[start]

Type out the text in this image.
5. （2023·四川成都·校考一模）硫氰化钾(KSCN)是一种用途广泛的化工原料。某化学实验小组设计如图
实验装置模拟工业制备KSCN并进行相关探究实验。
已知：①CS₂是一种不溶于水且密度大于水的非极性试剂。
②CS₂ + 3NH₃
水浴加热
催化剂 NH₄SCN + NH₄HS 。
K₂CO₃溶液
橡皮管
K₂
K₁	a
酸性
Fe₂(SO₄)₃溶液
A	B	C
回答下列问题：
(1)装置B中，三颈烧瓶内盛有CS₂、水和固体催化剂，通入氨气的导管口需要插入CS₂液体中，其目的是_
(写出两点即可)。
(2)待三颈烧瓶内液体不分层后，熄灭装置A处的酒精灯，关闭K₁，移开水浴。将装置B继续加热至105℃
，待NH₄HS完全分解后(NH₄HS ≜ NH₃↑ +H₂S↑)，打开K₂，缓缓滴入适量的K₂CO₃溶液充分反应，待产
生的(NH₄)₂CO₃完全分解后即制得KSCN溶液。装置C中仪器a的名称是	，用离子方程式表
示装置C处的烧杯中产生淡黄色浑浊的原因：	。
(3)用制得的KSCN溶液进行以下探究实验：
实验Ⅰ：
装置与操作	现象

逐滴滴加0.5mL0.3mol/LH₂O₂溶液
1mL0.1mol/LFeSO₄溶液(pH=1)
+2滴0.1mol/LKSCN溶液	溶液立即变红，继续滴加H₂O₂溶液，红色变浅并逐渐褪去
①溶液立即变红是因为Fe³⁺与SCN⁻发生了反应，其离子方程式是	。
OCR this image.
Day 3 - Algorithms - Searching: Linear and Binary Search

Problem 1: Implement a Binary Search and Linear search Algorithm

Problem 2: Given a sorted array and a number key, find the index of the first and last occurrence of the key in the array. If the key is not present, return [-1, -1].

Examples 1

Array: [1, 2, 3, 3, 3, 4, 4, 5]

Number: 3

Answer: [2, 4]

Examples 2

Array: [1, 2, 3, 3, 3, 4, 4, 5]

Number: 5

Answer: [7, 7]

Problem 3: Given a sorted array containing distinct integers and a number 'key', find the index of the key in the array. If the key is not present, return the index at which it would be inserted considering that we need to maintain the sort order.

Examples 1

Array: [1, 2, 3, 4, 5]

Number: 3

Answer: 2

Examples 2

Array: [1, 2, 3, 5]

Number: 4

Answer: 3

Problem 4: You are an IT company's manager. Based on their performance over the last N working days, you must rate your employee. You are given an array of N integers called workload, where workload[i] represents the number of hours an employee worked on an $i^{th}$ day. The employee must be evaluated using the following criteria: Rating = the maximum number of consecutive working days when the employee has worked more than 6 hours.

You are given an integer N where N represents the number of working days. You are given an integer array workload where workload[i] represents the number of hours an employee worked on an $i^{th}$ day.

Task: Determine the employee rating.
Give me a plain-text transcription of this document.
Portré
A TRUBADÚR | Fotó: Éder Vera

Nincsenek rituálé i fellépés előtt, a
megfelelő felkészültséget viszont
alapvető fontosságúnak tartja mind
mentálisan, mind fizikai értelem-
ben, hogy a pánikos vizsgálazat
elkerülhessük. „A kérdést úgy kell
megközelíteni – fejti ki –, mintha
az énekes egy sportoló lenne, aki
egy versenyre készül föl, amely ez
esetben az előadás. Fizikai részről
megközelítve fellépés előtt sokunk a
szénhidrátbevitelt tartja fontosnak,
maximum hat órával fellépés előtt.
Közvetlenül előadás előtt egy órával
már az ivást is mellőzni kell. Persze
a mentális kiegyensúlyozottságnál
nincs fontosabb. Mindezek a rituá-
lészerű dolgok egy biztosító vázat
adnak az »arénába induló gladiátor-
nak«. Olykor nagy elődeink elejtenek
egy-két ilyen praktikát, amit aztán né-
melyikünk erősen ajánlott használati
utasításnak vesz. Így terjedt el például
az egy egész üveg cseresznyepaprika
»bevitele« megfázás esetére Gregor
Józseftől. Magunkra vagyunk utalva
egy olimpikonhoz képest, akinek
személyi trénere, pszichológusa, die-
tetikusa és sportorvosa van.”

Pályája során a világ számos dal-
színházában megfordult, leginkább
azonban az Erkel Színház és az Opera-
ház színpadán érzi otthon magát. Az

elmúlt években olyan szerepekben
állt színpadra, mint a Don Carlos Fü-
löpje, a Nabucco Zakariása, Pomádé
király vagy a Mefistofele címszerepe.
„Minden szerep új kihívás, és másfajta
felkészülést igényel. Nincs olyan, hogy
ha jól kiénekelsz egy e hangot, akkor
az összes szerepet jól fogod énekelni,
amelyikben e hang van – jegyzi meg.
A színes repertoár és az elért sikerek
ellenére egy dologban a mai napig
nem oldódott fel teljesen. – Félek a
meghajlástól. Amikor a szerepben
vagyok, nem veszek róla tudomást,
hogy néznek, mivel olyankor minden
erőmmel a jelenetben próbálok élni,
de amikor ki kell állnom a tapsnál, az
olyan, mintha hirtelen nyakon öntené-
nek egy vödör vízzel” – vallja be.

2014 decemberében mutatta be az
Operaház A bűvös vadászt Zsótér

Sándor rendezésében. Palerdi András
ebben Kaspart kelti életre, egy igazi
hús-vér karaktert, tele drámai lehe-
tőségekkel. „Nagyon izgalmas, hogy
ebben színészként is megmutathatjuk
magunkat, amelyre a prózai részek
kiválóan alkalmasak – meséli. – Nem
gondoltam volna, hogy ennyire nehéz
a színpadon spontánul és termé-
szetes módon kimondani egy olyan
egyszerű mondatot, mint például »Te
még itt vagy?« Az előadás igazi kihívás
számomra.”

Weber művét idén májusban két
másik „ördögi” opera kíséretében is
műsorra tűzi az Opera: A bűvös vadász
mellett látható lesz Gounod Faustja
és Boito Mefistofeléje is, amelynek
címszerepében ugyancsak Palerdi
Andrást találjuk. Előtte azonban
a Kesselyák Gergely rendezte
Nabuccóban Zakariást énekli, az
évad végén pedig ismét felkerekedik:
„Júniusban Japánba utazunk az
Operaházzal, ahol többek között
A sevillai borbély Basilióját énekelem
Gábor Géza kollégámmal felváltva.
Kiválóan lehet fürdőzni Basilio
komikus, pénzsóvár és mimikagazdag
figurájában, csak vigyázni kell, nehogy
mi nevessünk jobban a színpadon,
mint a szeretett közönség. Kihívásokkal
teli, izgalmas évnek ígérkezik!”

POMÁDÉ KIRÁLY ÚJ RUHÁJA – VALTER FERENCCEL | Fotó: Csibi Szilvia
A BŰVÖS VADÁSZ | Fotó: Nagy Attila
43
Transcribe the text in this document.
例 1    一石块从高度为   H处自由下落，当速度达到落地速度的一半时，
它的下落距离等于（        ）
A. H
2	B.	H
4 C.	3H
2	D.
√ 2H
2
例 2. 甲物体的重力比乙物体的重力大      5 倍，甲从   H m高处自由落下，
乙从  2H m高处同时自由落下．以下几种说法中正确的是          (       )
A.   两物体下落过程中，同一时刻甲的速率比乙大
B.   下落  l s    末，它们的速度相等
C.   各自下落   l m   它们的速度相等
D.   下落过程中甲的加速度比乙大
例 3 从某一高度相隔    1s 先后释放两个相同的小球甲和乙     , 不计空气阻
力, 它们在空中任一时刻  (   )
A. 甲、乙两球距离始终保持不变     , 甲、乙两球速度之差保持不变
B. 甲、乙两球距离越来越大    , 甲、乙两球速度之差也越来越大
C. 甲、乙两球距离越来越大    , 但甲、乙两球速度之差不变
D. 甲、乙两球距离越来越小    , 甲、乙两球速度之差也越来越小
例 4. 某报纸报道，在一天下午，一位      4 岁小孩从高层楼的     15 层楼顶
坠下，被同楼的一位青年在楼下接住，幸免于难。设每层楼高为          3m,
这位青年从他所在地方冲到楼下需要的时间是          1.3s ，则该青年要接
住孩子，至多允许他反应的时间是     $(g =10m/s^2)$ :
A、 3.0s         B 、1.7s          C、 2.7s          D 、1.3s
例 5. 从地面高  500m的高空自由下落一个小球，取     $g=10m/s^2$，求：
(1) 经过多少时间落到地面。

[end]

What the task asks
Look over the material above and show each line where "working" appears.

Written solution
Problem 4: You are an IT company's manager. Based on their performance over the last N working days, you must rate your employee. You are given an array of N integers called workload, where workload[i] represents the number of hours an employee worked on an $i^{th}$ day. The employee must be evaluated using the following criteria: Rating = the maximum number of consecutive working days when the employee has worked more than 6 hours.
You are given an integer N where N represents the number of working days. You are given an integer array workload where workload[i] represents the number of hours an employee worked on an $i^{th}$ day.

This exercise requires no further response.